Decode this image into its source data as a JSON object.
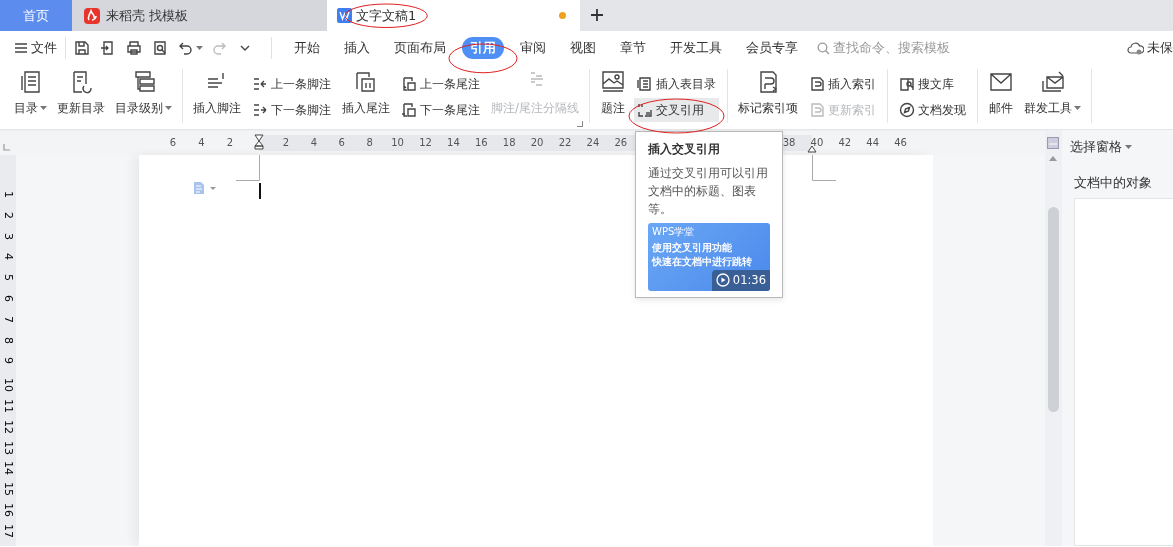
{
  "tabs": [
    {
      "label": "首页",
      "kind": "home",
      "selected": false,
      "unsaved": false,
      "annotated": false
    },
    {
      "label": "来稻壳 找模板",
      "kind": "docer",
      "selected": false,
      "unsaved": false,
      "annotated": false
    },
    {
      "label": "文字文稿1",
      "kind": "document",
      "selected": true,
      "unsaved": true,
      "annotated": true
    }
  ],
  "menu": {
    "file": "文件",
    "tabs": [
      {
        "label": "开始",
        "selected": false,
        "annotated": false
      },
      {
        "label": "插入",
        "selected": false,
        "annotated": false
      },
      {
        "label": "页面布局",
        "selected": false,
        "annotated": false
      },
      {
        "label": "引用",
        "selected": true,
        "annotated": true
      },
      {
        "label": "审阅",
        "selected": false,
        "annotated": false
      },
      {
        "label": "视图",
        "selected": false,
        "annotated": false
      },
      {
        "label": "章节",
        "selected": false,
        "annotated": false
      },
      {
        "label": "开发工具",
        "selected": false,
        "annotated": false
      },
      {
        "label": "会员专享",
        "selected": false,
        "annotated": false
      }
    ],
    "search": {
      "placeholder": "查找命令、搜索模板"
    },
    "cloud_status": "未保"
  },
  "ribbon": {
    "groups": [
      {
        "launcher": false,
        "items": [
          {
            "kind": "large",
            "label": "目录",
            "dropdown": true,
            "disabled": false
          },
          {
            "kind": "large",
            "label": "更新目录",
            "dropdown": false,
            "disabled": false
          },
          {
            "kind": "large",
            "label": "目录级别",
            "dropdown": true,
            "disabled": false
          }
        ]
      },
      {
        "launcher": true,
        "items": [
          {
            "kind": "large",
            "label": "插入脚注",
            "dropdown": false,
            "disabled": false
          },
          {
            "kind": "stack",
            "items": [
              {
                "label": "上一条脚注",
                "disabled": false,
                "hovered": false,
                "annotated": false
              },
              {
                "label": "下一条脚注",
                "disabled": false,
                "hovered": false,
                "annotated": false
              }
            ]
          },
          {
            "kind": "large",
            "label": "插入尾注",
            "dropdown": false,
            "disabled": false
          },
          {
            "kind": "stack",
            "items": [
              {
                "label": "上一条尾注",
                "disabled": false,
                "hovered": false,
                "annotated": false
              },
              {
                "label": "下一条尾注",
                "disabled": false,
                "hovered": false,
                "annotated": false
              }
            ]
          },
          {
            "kind": "large",
            "label": "脚注/尾注分隔线",
            "dropdown": false,
            "disabled": true
          }
        ]
      },
      {
        "launcher": false,
        "items": [
          {
            "kind": "large",
            "label": "题注",
            "dropdown": false,
            "disabled": false
          },
          {
            "kind": "stack",
            "items": [
              {
                "label": "插入表目录",
                "disabled": false,
                "hovered": false,
                "annotated": false
              },
              {
                "label": "交叉引用",
                "disabled": false,
                "hovered": true,
                "annotated": true
              }
            ]
          }
        ]
      },
      {
        "launcher": false,
        "items": [
          {
            "kind": "large",
            "label": "标记索引项",
            "dropdown": false,
            "disabled": false
          },
          {
            "kind": "stack",
            "items": [
              {
                "label": "插入索引",
                "disabled": false,
                "hovered": false,
                "annotated": false
              },
              {
                "label": "更新索引",
                "disabled": true,
                "hovered": false,
                "annotated": false
              }
            ]
          }
        ]
      },
      {
        "launcher": false,
        "items": [
          {
            "kind": "stack",
            "items": [
              {
                "label": "搜文库",
                "disabled": false,
                "hovered": false,
                "annotated": false
              },
              {
                "label": "文档发现",
                "disabled": false,
                "hovered": false,
                "annotated": false
              }
            ]
          }
        ]
      },
      {
        "launcher": false,
        "items": [
          {
            "kind": "large",
            "label": "邮件",
            "dropdown": false,
            "disabled": false
          },
          {
            "kind": "large",
            "label": "群发工具",
            "dropdown": true,
            "disabled": false
          }
        ]
      }
    ]
  },
  "ruler": {
    "segments": [
      [
        "6",
        "4",
        "2"
      ],
      [
        "2",
        "4",
        "6",
        "8",
        "10",
        "12",
        "14",
        "16",
        "18",
        "20",
        "22",
        "24",
        "26"
      ],
      [
        "38",
        "40",
        "42",
        "44",
        "46"
      ]
    ]
  },
  "vertical_ruler": [
    "1",
    "2",
    "3",
    "4",
    "5",
    "6",
    "7",
    "8",
    "9",
    "10",
    "11",
    "12",
    "13",
    "14",
    "15",
    "16",
    "17"
  ],
  "tooltip": {
    "title": "插入交叉引用",
    "body": "通过交叉引用可以引用文档中的标题、图表等。",
    "video": {
      "brand": "WPS学堂",
      "lines": [
        "使用交叉引用功能",
        "快速在文档中进行跳转"
      ],
      "duration": "01:36"
    }
  },
  "side_panel": {
    "title": "选择窗格",
    "heading": "文档中的对象"
  }
}
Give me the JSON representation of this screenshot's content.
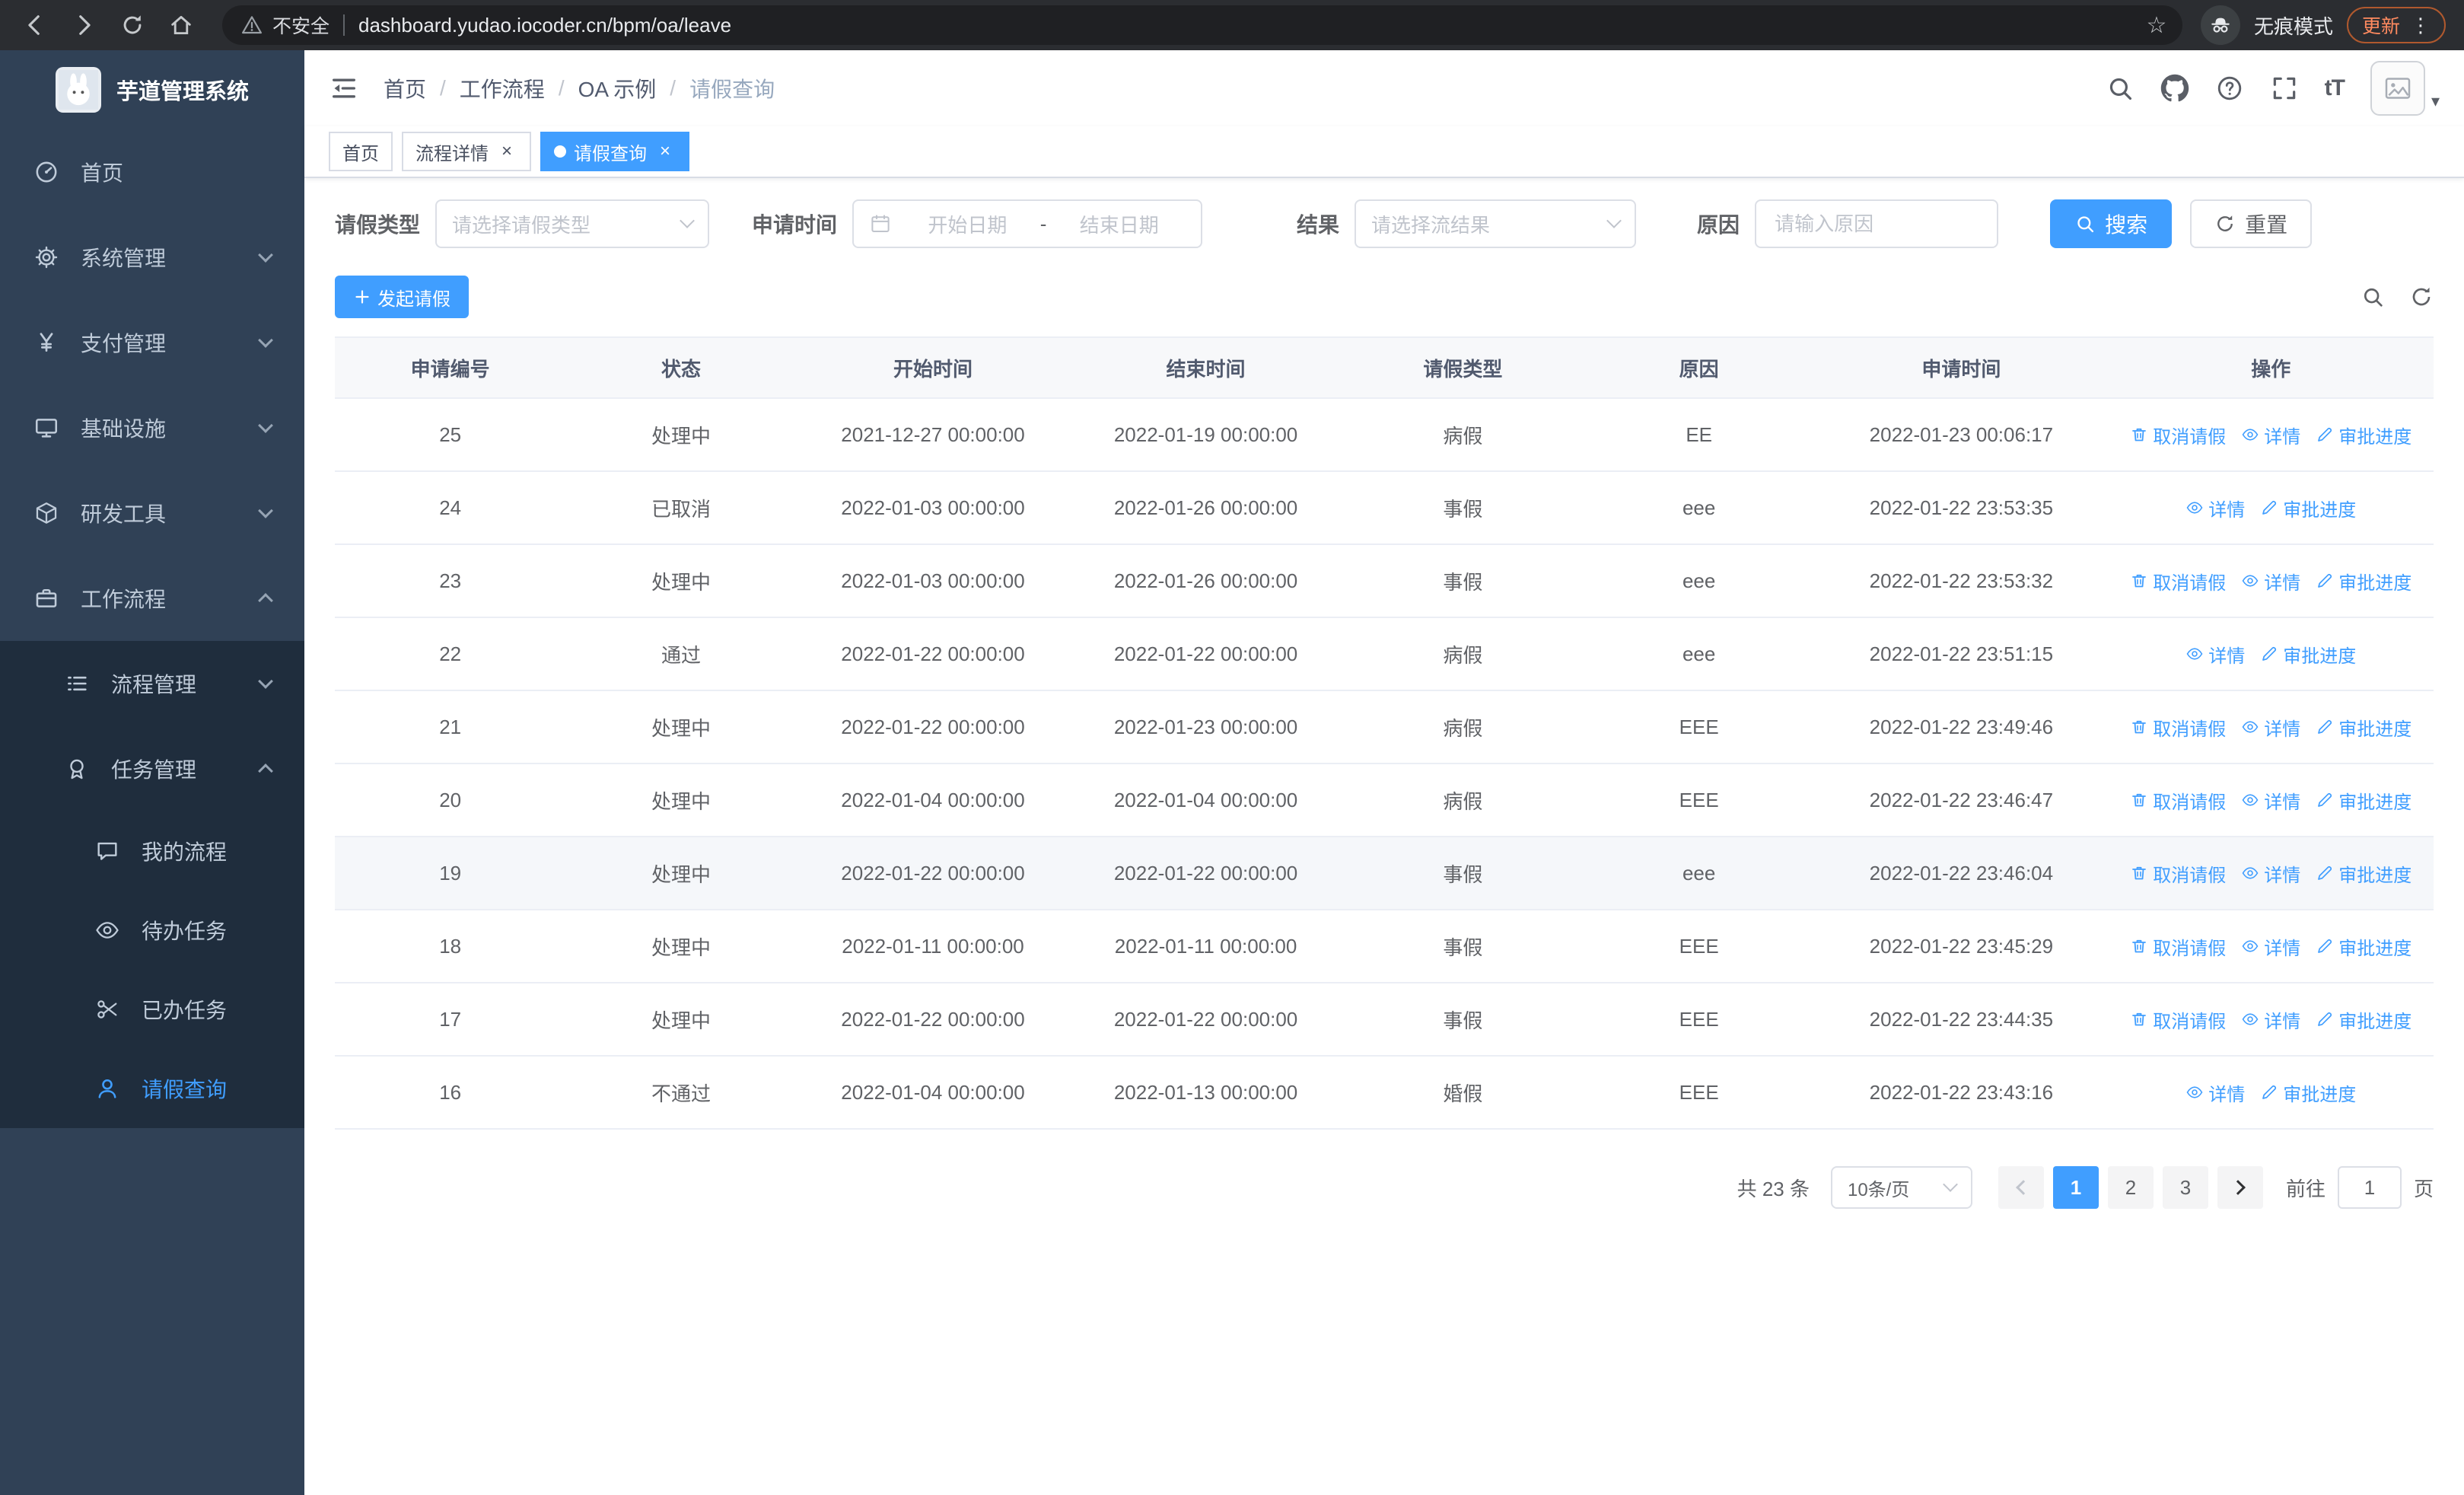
{
  "browser": {
    "security_label": "不安全",
    "url": "dashboard.yudao.iocoder.cn/bpm/oa/leave",
    "incognito_label": "无痕模式",
    "update_label": "更新"
  },
  "sidebar": {
    "logo_title": "芋道管理系统",
    "items": [
      {
        "id": "home",
        "label": "首页",
        "icon": "dashboard",
        "level": 1
      },
      {
        "id": "system",
        "label": "系统管理",
        "icon": "gear",
        "level": 1,
        "chevron": "down"
      },
      {
        "id": "payment",
        "label": "支付管理",
        "icon": "yen",
        "level": 1,
        "chevron": "down"
      },
      {
        "id": "infrastructure",
        "label": "基础设施",
        "icon": "monitor",
        "level": 1,
        "chevron": "down"
      },
      {
        "id": "dev-tools",
        "label": "研发工具",
        "icon": "box",
        "level": 1,
        "chevron": "down"
      },
      {
        "id": "workflow",
        "label": "工作流程",
        "icon": "suitcase",
        "level": 1,
        "chevron": "up",
        "children": [
          {
            "id": "process-mgmt",
            "label": "流程管理",
            "icon": "list",
            "level": 2,
            "chevron": "down"
          },
          {
            "id": "task-mgmt",
            "label": "任务管理",
            "icon": "medal",
            "level": 2,
            "chevron": "up",
            "children": [
              {
                "id": "my-process",
                "label": "我的流程",
                "icon": "chat",
                "level": 3
              },
              {
                "id": "todo-tasks",
                "label": "待办任务",
                "icon": "eye",
                "level": 3
              },
              {
                "id": "done-tasks",
                "label": "已办任务",
                "icon": "scissors",
                "level": 3
              },
              {
                "id": "leave-query",
                "label": "请假查询",
                "icon": "user",
                "level": 3,
                "active": true
              }
            ]
          }
        ]
      }
    ]
  },
  "header": {
    "breadcrumb": [
      "首页",
      "工作流程",
      "OA 示例",
      "请假查询"
    ],
    "separator": "/",
    "font_size_label": "tT"
  },
  "tabs": [
    {
      "id": "home",
      "label": "首页",
      "active": false,
      "closable": false
    },
    {
      "id": "process-detail",
      "label": "流程详情",
      "active": false,
      "closable": true
    },
    {
      "id": "leave-query",
      "label": "请假查询",
      "active": true,
      "closable": true
    }
  ],
  "filters": {
    "leave_type_label": "请假类型",
    "leave_type_placeholder": "请选择请假类型",
    "apply_time_label": "申请时间",
    "start_placeholder": "开始日期",
    "range_separator": "-",
    "end_placeholder": "结束日期",
    "result_label": "结果",
    "result_placeholder": "请选择流结果",
    "reason_label": "原因",
    "reason_placeholder": "请输入原因",
    "search_label": "搜索",
    "reset_label": "重置"
  },
  "toolbar": {
    "create_label": "发起请假"
  },
  "table": {
    "columns": [
      "申请编号",
      "状态",
      "开始时间",
      "结束时间",
      "请假类型",
      "原因",
      "申请时间",
      "操作"
    ],
    "actions": {
      "cancel": "取消请假",
      "detail": "详情",
      "progress": "审批进度"
    },
    "rows": [
      {
        "id": "25",
        "status": "处理中",
        "start": "2021-12-27 00:00:00",
        "end": "2022-01-19 00:00:00",
        "type": "病假",
        "reason": "EE",
        "applied": "2022-01-23 00:06:17",
        "cancelable": true,
        "highlight": false
      },
      {
        "id": "24",
        "status": "已取消",
        "start": "2022-01-03 00:00:00",
        "end": "2022-01-26 00:00:00",
        "type": "事假",
        "reason": "eee",
        "applied": "2022-01-22 23:53:35",
        "cancelable": false,
        "highlight": false
      },
      {
        "id": "23",
        "status": "处理中",
        "start": "2022-01-03 00:00:00",
        "end": "2022-01-26 00:00:00",
        "type": "事假",
        "reason": "eee",
        "applied": "2022-01-22 23:53:32",
        "cancelable": true,
        "highlight": false
      },
      {
        "id": "22",
        "status": "通过",
        "start": "2022-01-22 00:00:00",
        "end": "2022-01-22 00:00:00",
        "type": "病假",
        "reason": "eee",
        "applied": "2022-01-22 23:51:15",
        "cancelable": false,
        "highlight": false
      },
      {
        "id": "21",
        "status": "处理中",
        "start": "2022-01-22 00:00:00",
        "end": "2022-01-23 00:00:00",
        "type": "病假",
        "reason": "EEE",
        "applied": "2022-01-22 23:49:46",
        "cancelable": true,
        "highlight": false
      },
      {
        "id": "20",
        "status": "处理中",
        "start": "2022-01-04 00:00:00",
        "end": "2022-01-04 00:00:00",
        "type": "病假",
        "reason": "EEE",
        "applied": "2022-01-22 23:46:47",
        "cancelable": true,
        "highlight": false
      },
      {
        "id": "19",
        "status": "处理中",
        "start": "2022-01-22 00:00:00",
        "end": "2022-01-22 00:00:00",
        "type": "事假",
        "reason": "eee",
        "applied": "2022-01-22 23:46:04",
        "cancelable": true,
        "highlight": true
      },
      {
        "id": "18",
        "status": "处理中",
        "start": "2022-01-11 00:00:00",
        "end": "2022-01-11 00:00:00",
        "type": "事假",
        "reason": "EEE",
        "applied": "2022-01-22 23:45:29",
        "cancelable": true,
        "highlight": false
      },
      {
        "id": "17",
        "status": "处理中",
        "start": "2022-01-22 00:00:00",
        "end": "2022-01-22 00:00:00",
        "type": "事假",
        "reason": "EEE",
        "applied": "2022-01-22 23:44:35",
        "cancelable": true,
        "highlight": false
      },
      {
        "id": "16",
        "status": "不通过",
        "start": "2022-01-04 00:00:00",
        "end": "2022-01-13 00:00:00",
        "type": "婚假",
        "reason": "EEE",
        "applied": "2022-01-22 23:43:16",
        "cancelable": false,
        "highlight": false
      }
    ]
  },
  "pagination": {
    "total_label": "共 23 条",
    "page_size_label": "10条/页",
    "pages": [
      "1",
      "2",
      "3"
    ],
    "active_page": "1",
    "goto_prefix": "前往",
    "goto_value": "1",
    "goto_suffix": "页"
  },
  "colors": {
    "primary": "#409eff",
    "sidebar_bg": "#304156",
    "submenu_bg": "#1f2d3d"
  }
}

++++++++++

Task instructions
In the entries above, find each line with the word "JSON" and show it.

Answer below
Decode this image into its source data as a JSON object.
Give me the JSON representation of this screenshot's content.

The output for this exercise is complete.